In this exercise, print only the lines from the line with "Read this page and output its text content." to the last line of the data below, inclusive. Any pictures should be left out.

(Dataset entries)
[START]

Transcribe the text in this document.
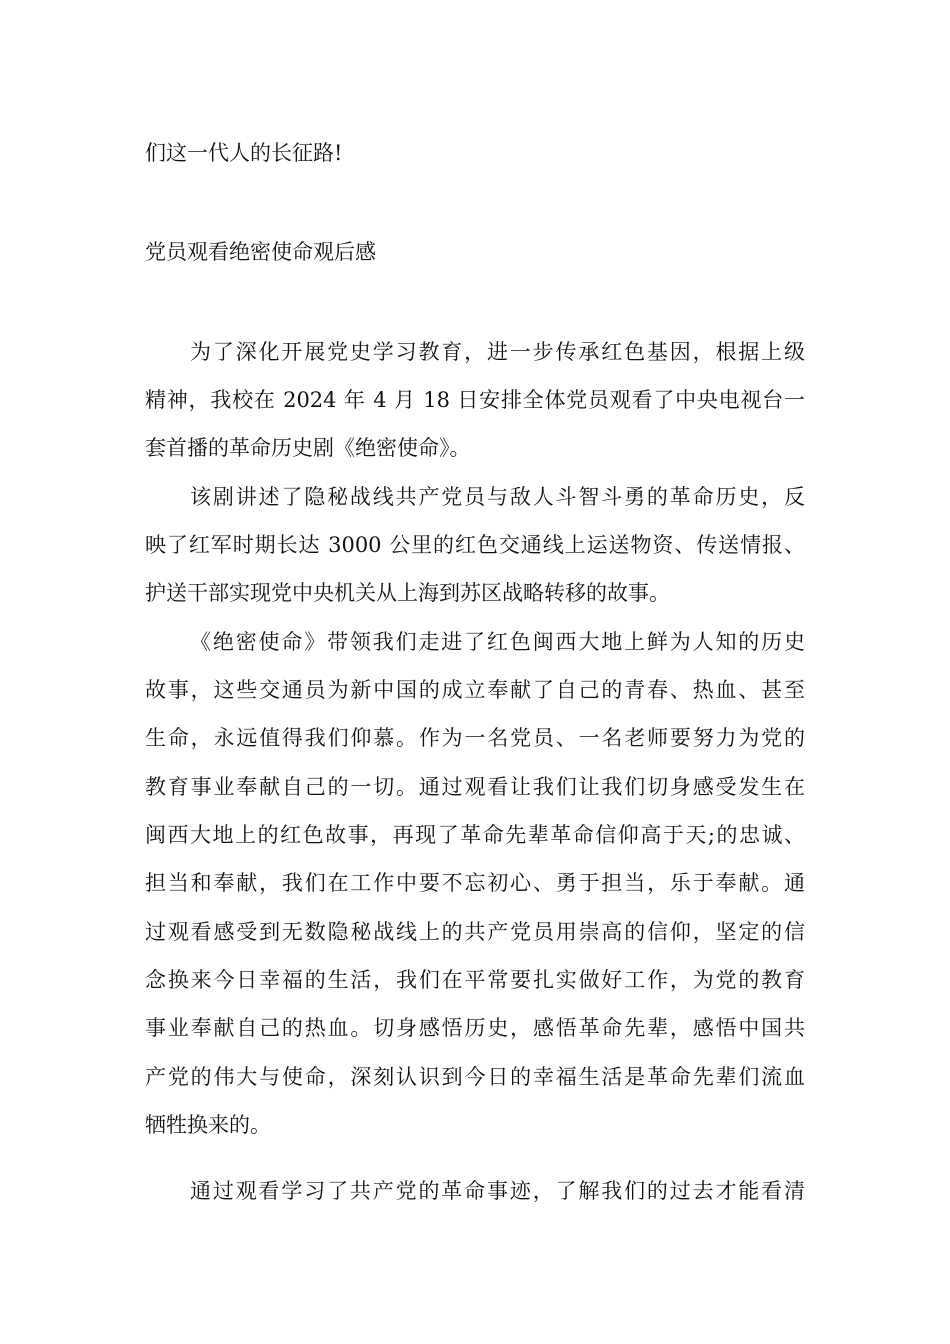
们这一代人的长征路!
党员观看绝密使命观后感
为了深化开展党史学习教育，进一步传承红色基因，根据上级
精神，我校在 2024 年 4 月 18 日安排全体党员观看了中央电视台一
套首播的革命历史剧《绝密使命》。
该剧讲述了隐秘战线共产党员与敌人斗智斗勇的革命历史，反
映了红军时期长达 3000 公里的红色交通线上运送物资、传送情报、
护送干部实现党中央机关从上海到苏区战略转移的故事。
《绝密使命》带领我们走进了红色闽西大地上鲜为人知的历史
故事，这些交通员为新中国的成立奉献了自己的青春、热血、甚至
生命，永远值得我们仰慕。作为一名党员、一名老师要努力为党的
教育事业奉献自己的一切。通过观看让我们让我们切身感受发生在
闽西大地上的红色故事，再现了革命先辈革命信仰高于天;的忠诚、
担当和奉献，我们在工作中要不忘初心、勇于担当，乐于奉献。通
过观看感受到无数隐秘战线上的共产党员用崇高的信仰，坚定的信
念换来今日幸福的生活，我们在平常要扎实做好工作，为党的教育
事业奉献自己的热血。切身感悟历史，感悟革命先辈，感悟中国共
产党的伟大与使命，深刻认识到今日的幸福生活是革命先辈们流血
牺牲换来的。
通过观看学习了共产党的革命事迹，了解我们的过去才能看清
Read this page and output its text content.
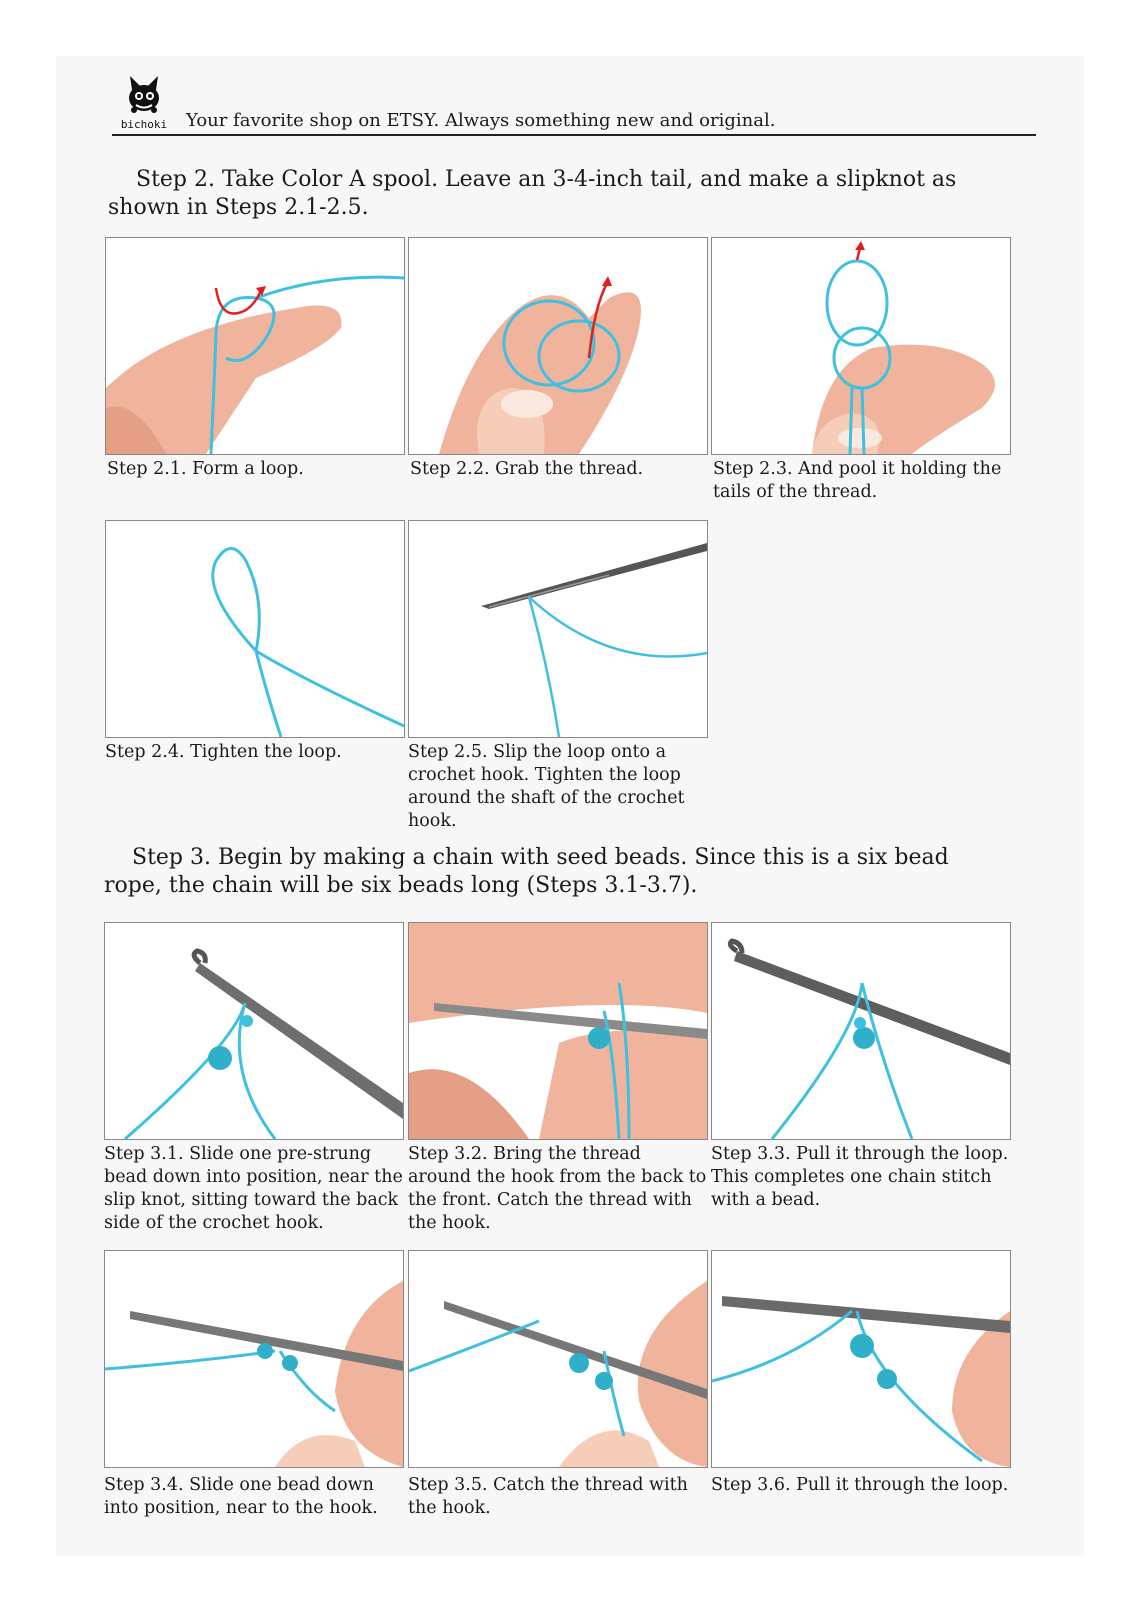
bichoki Your favorite shop on ETSY. Always something new and original.
Step 2. Take Color A spool. Leave an 3-4-inch tail, and make a slipknot as shown in Steps 2.1-2.5.
Step 2.1. Form a loop.	Step 2.2. Grab the thread.	Step 2.3. And pool it holding the tails of the thread.
Step 2.4. Tighten the loop.	Step 2.5. Slip the loop onto a crochet hook. Tighten the loop around the shaft of the crochet hook.
Step 3. Begin by making a chain with seed beads. Since this is a six bead rope, the chain will be six beads long (Steps 3.1-3.7).
Step 3.1. Slide one pre-strung bead down into position, near the slip knot, sitting toward the back side of the crochet hook.
Step 3.2. Bring the thread around the hook from the back to the front. Catch the thread with the hook.
Step 3.3. Pull it through the loop. This completes one chain stitch with a bead.
Step 3.4. Slide one bead down into position, near to the hook.
Step 3.5. Catch the thread with the hook.
Step 3.6. Pull it through the loop.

[END]

▸ Output of the exercise
Read this page and output its text content.
bichoki Your favorite shop on ETSY. Always something new and original.
Step 2. Take Color A spool. Leave an 3-4-inch tail, and make a slipknot as shown in Steps 2.1-2.5.
Step 2.1. Form a loop.	Step 2.2. Grab the thread.	Step 2.3. And pool it holding the tails of the thread.
Step 2.4. Tighten the loop.	Step 2.5. Slip the loop onto a crochet hook. Tighten the loop around the shaft of the crochet hook.
Step 3. Begin by making a chain with seed beads. Since this is a six bead rope, the chain will be six beads long (Steps 3.1-3.7).
Step 3.1. Slide one pre-strung bead down into position, near the slip knot, sitting toward the back side of the crochet hook.
Step 3.2. Bring the thread around the hook from the back to the front. Catch the thread with the hook.
Step 3.3. Pull it through the loop. This completes one chain stitch with a bead.
Step 3.4. Slide one bead down into position, near to the hook.
Step 3.5. Catch the thread with the hook.
Step 3.6. Pull it through the loop.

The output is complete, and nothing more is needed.